The entries below need to be written out exactly, with no pictures included.
--- START ---
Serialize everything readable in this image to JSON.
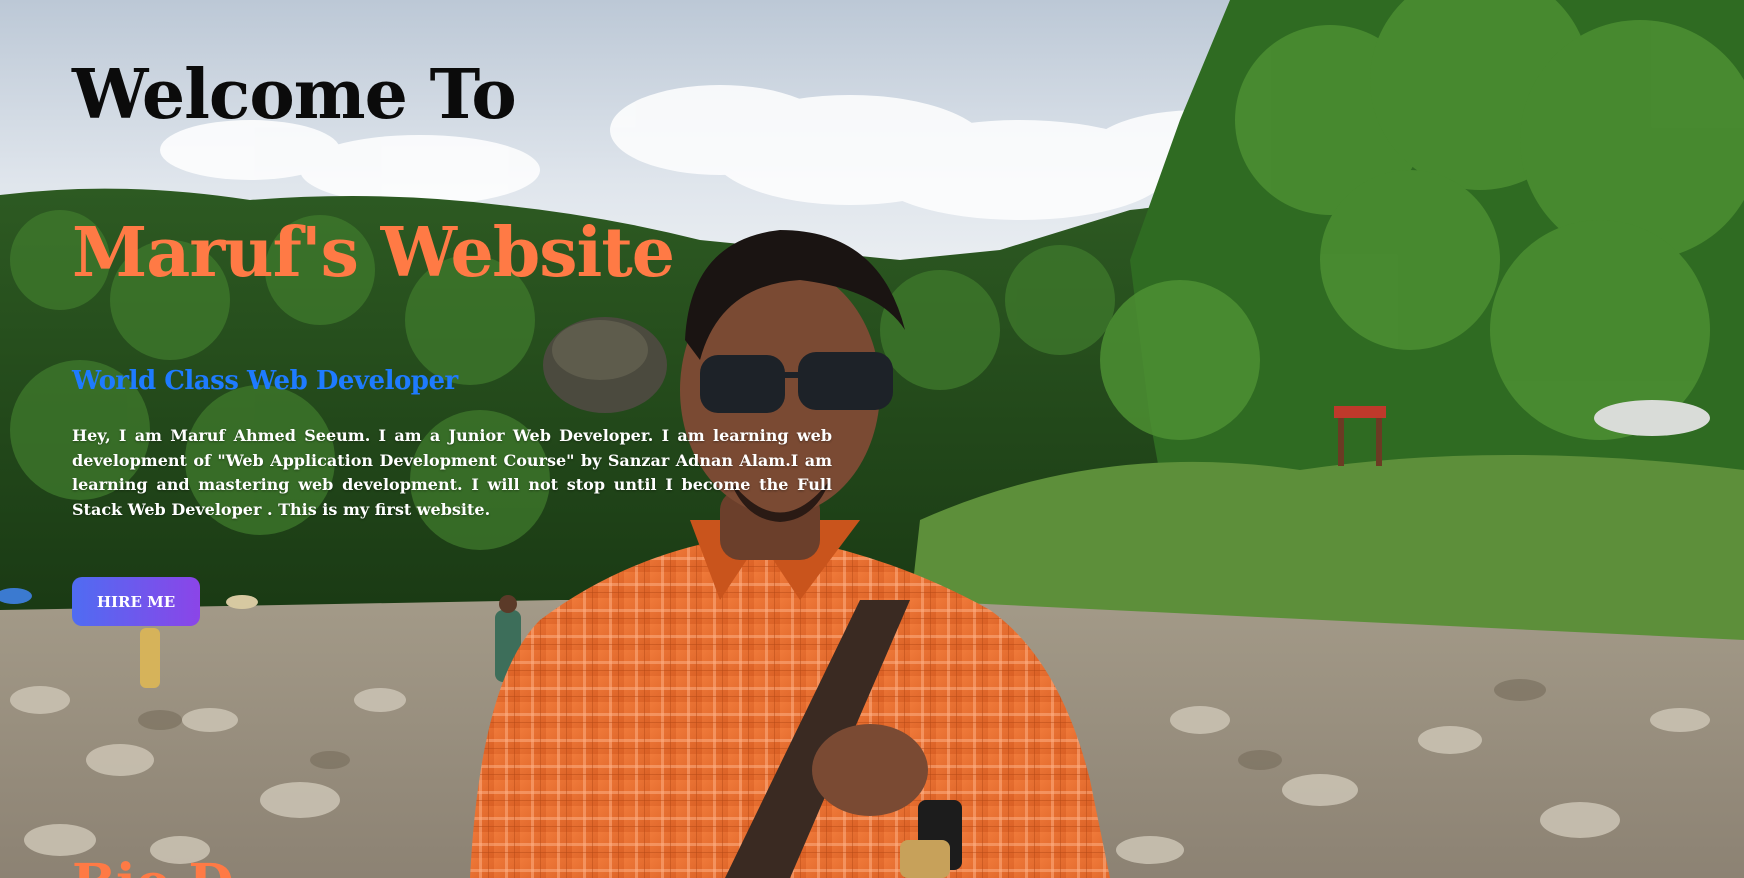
{
  "hero": {
    "welcome_text": "Welcome To",
    "site_name": "Maruf's Website",
    "tagline": "World Class Web Developer",
    "intro": "Hey, I am Maruf Ahmed Seeum. I am a Junior Web Developer. I am learning web development of \"Web Application Development Course\" by Sanzar Adnan Alam.I am learning and mastering web development. I will not stop until I become the Full Stack Web Developer . This is my first website.",
    "hire_button_label": "HIRE ME",
    "next_section_title": "Bio D"
  },
  "colors": {
    "heading_dark": "#0b0b0b",
    "accent_orange": "#ff7a45",
    "accent_blue": "#1e7bff",
    "button_gradient_start": "#4f6cf2",
    "button_gradient_end": "#8b45e8",
    "intro_text": "#ffffff"
  },
  "background_image": "photo-of-man-in-orange-plaid-shirt-at-rocky-riverbed-with-forested-hills"
}
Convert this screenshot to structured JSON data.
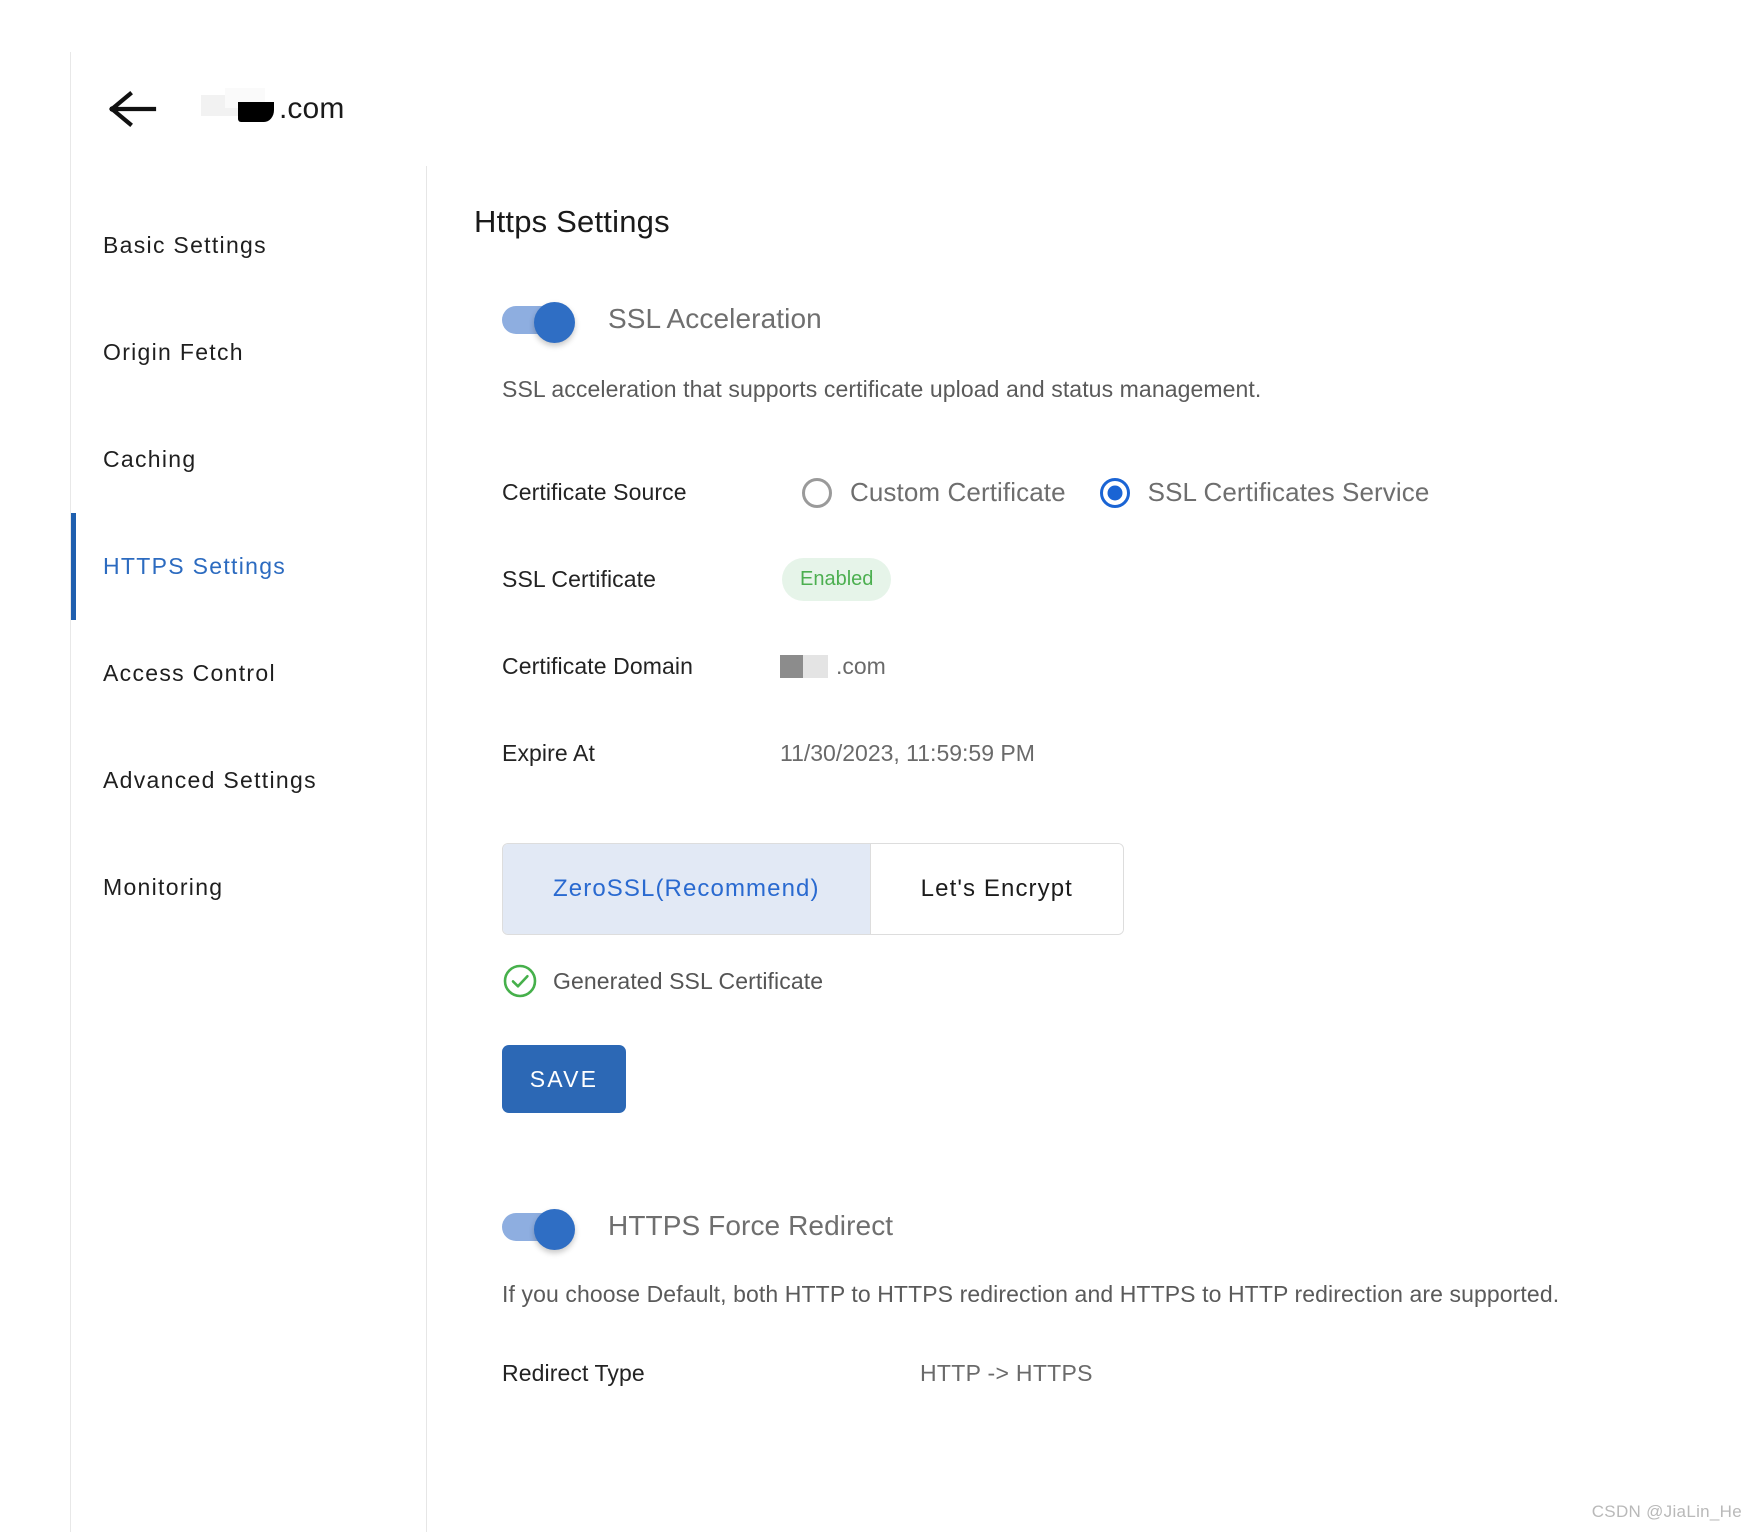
{
  "header": {
    "back_icon": "arrow-left-icon",
    "domain_suffix": ".com",
    "domain_redacted": true
  },
  "sidebar": {
    "items": [
      {
        "label": "Basic Settings",
        "active": false
      },
      {
        "label": "Origin Fetch",
        "active": false
      },
      {
        "label": "Caching",
        "active": false
      },
      {
        "label": "HTTPS Settings",
        "active": true
      },
      {
        "label": "Access Control",
        "active": false
      },
      {
        "label": "Advanced Settings",
        "active": false
      },
      {
        "label": "Monitoring",
        "active": false
      }
    ]
  },
  "main": {
    "title": "Https Settings",
    "ssl_acceleration": {
      "toggle_label": "SSL Acceleration",
      "toggle_on": true,
      "description": "SSL acceleration that supports certificate upload and status management.",
      "fields": [
        {
          "label": "Certificate Source",
          "type": "radio",
          "options": [
            {
              "label": "Custom Certificate",
              "selected": false
            },
            {
              "label": "SSL Certificates Service",
              "selected": true
            }
          ]
        },
        {
          "label": "SSL Certificate",
          "type": "badge",
          "value": "Enabled"
        },
        {
          "label": "Certificate Domain",
          "type": "redacted-text",
          "value": ".com"
        },
        {
          "label": "Expire At",
          "type": "text",
          "value": "11/30/2023, 11:59:59 PM"
        }
      ],
      "tabs": [
        {
          "label": "ZeroSSL(Recommend)",
          "active": true
        },
        {
          "label": "Let's Encrypt",
          "active": false
        }
      ],
      "generated_status": {
        "icon": "check-circle-icon",
        "text": "Generated SSL Certificate"
      },
      "save_label": "SAVE"
    },
    "https_force_redirect": {
      "toggle_label": "HTTPS Force Redirect",
      "toggle_on": true,
      "description": "If you choose Default, both HTTP to HTTPS redirection and HTTPS to HTTP redirection are supported.",
      "fields": [
        {
          "label": "Redirect Type",
          "value": "HTTP -> HTTPS"
        }
      ]
    }
  },
  "watermark": "CSDN @JiaLin_He",
  "colors": {
    "accent_blue": "#2c6bc0",
    "save_blue": "#2c68b5",
    "toggle_knob": "#2f6ec4",
    "toggle_track": "#8eaee0",
    "badge_green_text": "#4caf50",
    "badge_green_bg": "#e6f4e9",
    "tab_active_bg": "#e2e9f5"
  }
}
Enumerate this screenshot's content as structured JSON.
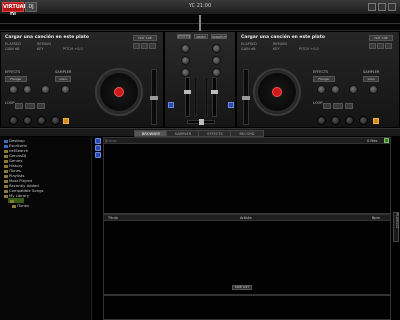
{
  "topbar": {
    "logo": "VIRTUAL DJ",
    "logo2": "DJ",
    "clock": "YC 21:00"
  },
  "deck_left": {
    "title": "Cargar una canción en este plato",
    "elapsed": "ELAPSED",
    "gain": "GAIN dB",
    "remain": "REMAIN",
    "key": "KEY",
    "pitch": "PITCH +0.0",
    "fx_label": "EFFECTS",
    "fx_value": "Flanger",
    "sampler_label": "SAMPLER",
    "sampler_value": "siren",
    "loop_label": "LOOP",
    "cue": "CUE",
    "keylock": "KEYLOCK",
    "hotcue": "HOT CUE"
  },
  "deck_right": {
    "title": "Cargar una canción en este plato",
    "elapsed": "ELAPSED",
    "gain": "GAIN dB",
    "remain": "REMAIN",
    "key": "KEY",
    "pitch": "PITCH +0.0",
    "fx_label": "EFFECTS",
    "fx_value": "Flanger",
    "sampler_label": "SAMPLER",
    "sampler_value": "siren",
    "loop_label": "LOOP",
    "cue": "CUE",
    "keylock": "KEYLOCK",
    "hotcue": "HOT CUE"
  },
  "mixer": {
    "tabs": [
      "MIXER",
      "VIDEO",
      "SCRATCH"
    ]
  },
  "tabs": [
    {
      "label": "BROWSER",
      "active": true
    },
    {
      "label": "SAMPLER",
      "active": false
    },
    {
      "label": "EFFECTS",
      "active": false
    },
    {
      "label": "RECORD",
      "active": false
    }
  ],
  "tree": [
    {
      "label": "Desktop",
      "icon": "folder-icon"
    },
    {
      "label": "Escritorio",
      "icon": "folder-icon"
    },
    {
      "label": "netSearch",
      "icon": "folder-icon"
    },
    {
      "label": "GeniusDJ",
      "icon": "folder-icon"
    },
    {
      "label": "Genres",
      "icon": "folder-icon"
    },
    {
      "label": "History",
      "icon": "folder-icon"
    },
    {
      "label": "iTunes",
      "icon": "folder-icon"
    },
    {
      "label": "Playlists",
      "icon": "folder-icon"
    },
    {
      "label": "Most Played",
      "icon": "folder-icon"
    },
    {
      "label": "Recently Added",
      "icon": "folder-icon"
    },
    {
      "label": "Compatible Songs",
      "icon": "folder-icon"
    },
    {
      "label": "My Library",
      "icon": "folder-icon"
    },
    {
      "label": "",
      "icon": "folder-icon",
      "selected": true
    },
    {
      "label": "iTunes",
      "icon": "folder-icon"
    }
  ],
  "search": {
    "label": "Buscar",
    "files_count": "0 files"
  },
  "columns": {
    "title": "Título",
    "artist": "Artista",
    "bpm": "Bpm"
  },
  "sidelist_button": "SIDE LIST",
  "side_tab": "PLAYLIST"
}
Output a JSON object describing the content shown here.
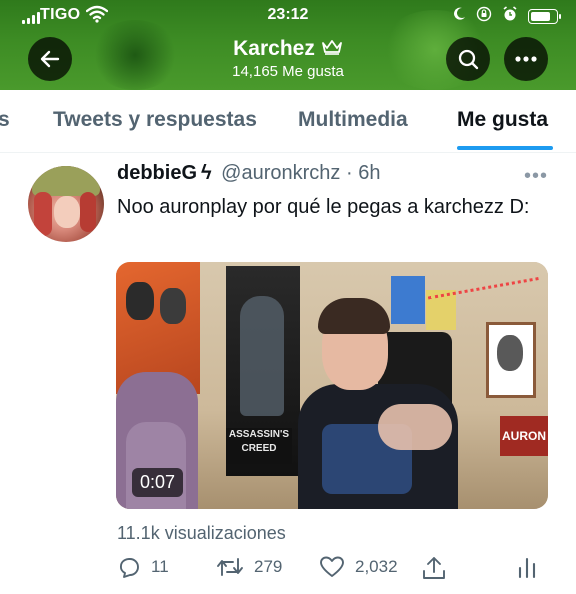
{
  "status_bar": {
    "carrier": "TIGO",
    "time": "23:12",
    "battery_level": 0.85
  },
  "header": {
    "profile_name": "Karchez",
    "likes_count": "14,165 Me gusta",
    "back_icon": "arrow-left-icon",
    "search_icon": "search-icon",
    "more_icon": "more-horizontal-icon"
  },
  "tabs": [
    {
      "label": "s",
      "active": false
    },
    {
      "label": "Tweets y respuestas",
      "active": false
    },
    {
      "label": "Multimedia",
      "active": false
    },
    {
      "label": "Me gusta",
      "active": true
    }
  ],
  "tweet": {
    "display_name": "debbieG",
    "badge": "ϟ",
    "handle": "@auronkrchz",
    "separator": "·",
    "age": "6h",
    "text": "Noo auronplay por qué le pegas a karchezz D:",
    "video_duration": "0:07",
    "views": "11.1k visualizaciones",
    "actions": {
      "replies": "11",
      "retweets": "279",
      "likes": "2,032"
    }
  },
  "colors": {
    "accent": "#1d9bf0",
    "header_green": "#3d8c24",
    "text_primary": "#0f1419",
    "text_secondary": "#536471"
  }
}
--- END ---
§ **Solved problem**
Serialize everything readable in this image to JSON.
{
  "hero": {
    "welcome_text": "Welcome To",
    "site_name": "Maruf's Website",
    "tagline": "World Class Web Developer",
    "intro": "Hey, I am Maruf Ahmed Seeum. I am a Junior Web Developer. I am learning web development of \"Web Application Development Course\" by Sanzar Adnan Alam.I am learning and mastering web development. I will not stop until I become the Full Stack Web Developer . This is my first website.",
    "hire_button_label": "HIRE ME",
    "next_section_title": "Bio D"
  },
  "colors": {
    "heading_dark": "#0b0b0b",
    "accent_orange": "#ff7a45",
    "accent_blue": "#1e7bff",
    "button_gradient_start": "#4f6cf2",
    "button_gradient_end": "#8b45e8",
    "intro_text": "#ffffff"
  },
  "background_image": "photo-of-man-in-orange-plaid-shirt-at-rocky-riverbed-with-forested-hills"
}
Convert this screenshot to structured JSON data.
{
  "header": {
    "back_icon": "arrow-left-icon",
    "domain_suffix": ".com",
    "domain_redacted": true
  },
  "sidebar": {
    "items": [
      {
        "label": "Basic Settings",
        "active": false
      },
      {
        "label": "Origin Fetch",
        "active": false
      },
      {
        "label": "Caching",
        "active": false
      },
      {
        "label": "HTTPS Settings",
        "active": true
      },
      {
        "label": "Access Control",
        "active": false
      },
      {
        "label": "Advanced Settings",
        "active": false
      },
      {
        "label": "Monitoring",
        "active": false
      }
    ]
  },
  "main": {
    "title": "Https Settings",
    "ssl_acceleration": {
      "toggle_label": "SSL Acceleration",
      "toggle_on": true,
      "description": "SSL acceleration that supports certificate upload and status management.",
      "fields": [
        {
          "label": "Certificate Source",
          "type": "radio",
          "options": [
            {
              "label": "Custom Certificate",
              "selected": false
            },
            {
              "label": "SSL Certificates Service",
              "selected": true
            }
          ]
        },
        {
          "label": "SSL Certificate",
          "type": "badge",
          "value": "Enabled"
        },
        {
          "label": "Certificate Domain",
          "type": "redacted-text",
          "value": ".com"
        },
        {
          "label": "Expire At",
          "type": "text",
          "value": "11/30/2023, 11:59:59 PM"
        }
      ],
      "tabs": [
        {
          "label": "ZeroSSL(Recommend)",
          "active": true
        },
        {
          "label": "Let's Encrypt",
          "active": false
        }
      ],
      "generated_status": {
        "icon": "check-circle-icon",
        "text": "Generated SSL Certificate"
      },
      "save_label": "SAVE"
    },
    "https_force_redirect": {
      "toggle_label": "HTTPS Force Redirect",
      "toggle_on": true,
      "description": "If you choose Default, both HTTP to HTTPS redirection and HTTPS to HTTP redirection are supported.",
      "fields": [
        {
          "label": "Redirect Type",
          "value": "HTTP -> HTTPS"
        }
      ]
    }
  },
  "watermark": "CSDN @JiaLin_He",
  "colors": {
    "accent_blue": "#2c6bc0",
    "save_blue": "#2c68b5",
    "toggle_knob": "#2f6ec4",
    "toggle_track": "#8eaee0",
    "badge_green_text": "#4caf50",
    "badge_green_bg": "#e6f4e9",
    "tab_active_bg": "#e2e9f5"
  }
}
Enumerate this screenshot's content as structured JSON.
{
  "topbar": {
    "logo": "VIRTUAL DJ",
    "logo2": "DJ",
    "clock": "YC 21:00"
  },
  "deck_left": {
    "title": "Cargar una canción en este plato",
    "elapsed": "ELAPSED",
    "gain": "GAIN dB",
    "remain": "REMAIN",
    "key": "KEY",
    "pitch": "PITCH +0.0",
    "fx_label": "EFFECTS",
    "fx_value": "Flanger",
    "sampler_label": "SAMPLER",
    "sampler_value": "siren",
    "loop_label": "LOOP",
    "cue": "CUE",
    "keylock": "KEYLOCK",
    "hotcue": "HOT CUE"
  },
  "deck_right": {
    "title": "Cargar una canción en este plato",
    "elapsed": "ELAPSED",
    "gain": "GAIN dB",
    "remain": "REMAIN",
    "key": "KEY",
    "pitch": "PITCH +0.0",
    "fx_label": "EFFECTS",
    "fx_value": "Flanger",
    "sampler_label": "SAMPLER",
    "sampler_value": "siren",
    "loop_label": "LOOP",
    "cue": "CUE",
    "keylock": "KEYLOCK",
    "hotcue": "HOT CUE"
  },
  "mixer": {
    "tabs": [
      "MIXER",
      "VIDEO",
      "SCRATCH"
    ]
  },
  "tabs": [
    {
      "label": "BROWSER",
      "active": true
    },
    {
      "label": "SAMPLER",
      "active": false
    },
    {
      "label": "EFFECTS",
      "active": false
    },
    {
      "label": "RECORD",
      "active": false
    }
  ],
  "tree": [
    {
      "label": "Desktop",
      "icon": "folder-icon"
    },
    {
      "label": "Escritorio",
      "icon": "folder-icon"
    },
    {
      "label": "netSearch",
      "icon": "folder-icon"
    },
    {
      "label": "GeniusDJ",
      "icon": "folder-icon"
    },
    {
      "label": "Genres",
      "icon": "folder-icon"
    },
    {
      "label": "History",
      "icon": "folder-icon"
    },
    {
      "label": "iTunes",
      "icon": "folder-icon"
    },
    {
      "label": "Playlists",
      "icon": "folder-icon"
    },
    {
      "label": "Most Played",
      "icon": "folder-icon"
    },
    {
      "label": "Recently Added",
      "icon": "folder-icon"
    },
    {
      "label": "Compatible Songs",
      "icon": "folder-icon"
    },
    {
      "label": "My Library",
      "icon": "folder-icon"
    },
    {
      "label": "",
      "icon": "folder-icon",
      "selected": true
    },
    {
      "label": "iTunes",
      "icon": "folder-icon"
    }
  ],
  "search": {
    "label": "Buscar",
    "files_count": "0 files"
  },
  "columns": {
    "title": "Título",
    "artist": "Artista",
    "bpm": "Bpm"
  },
  "sidelist_button": "SIDE LIST",
  "side_tab": "PLAYLIST"
}
Output a JSON object describing the content shown here.
{
  "status_bar": {
    "carrier": "TIGO",
    "time": "23:12",
    "battery_level": 0.85
  },
  "header": {
    "profile_name": "Karchez",
    "likes_count": "14,165 Me gusta",
    "back_icon": "arrow-left-icon",
    "search_icon": "search-icon",
    "more_icon": "more-horizontal-icon"
  },
  "tabs": [
    {
      "label": "s",
      "active": false
    },
    {
      "label": "Tweets y respuestas",
      "active": false
    },
    {
      "label": "Multimedia",
      "active": false
    },
    {
      "label": "Me gusta",
      "active": true
    }
  ],
  "tweet": {
    "display_name": "debbieG",
    "badge": "ϟ",
    "handle": "@auronkrchz",
    "separator": "·",
    "age": "6h",
    "text": "Noo auronplay por qué le pegas a karchezz D:",
    "video_duration": "0:07",
    "views": "11.1k visualizaciones",
    "actions": {
      "replies": "11",
      "retweets": "279",
      "likes": "2,032"
    }
  },
  "colors": {
    "accent": "#1d9bf0",
    "header_green": "#3d8c24",
    "text_primary": "#0f1419",
    "text_secondary": "#536471"
  }
}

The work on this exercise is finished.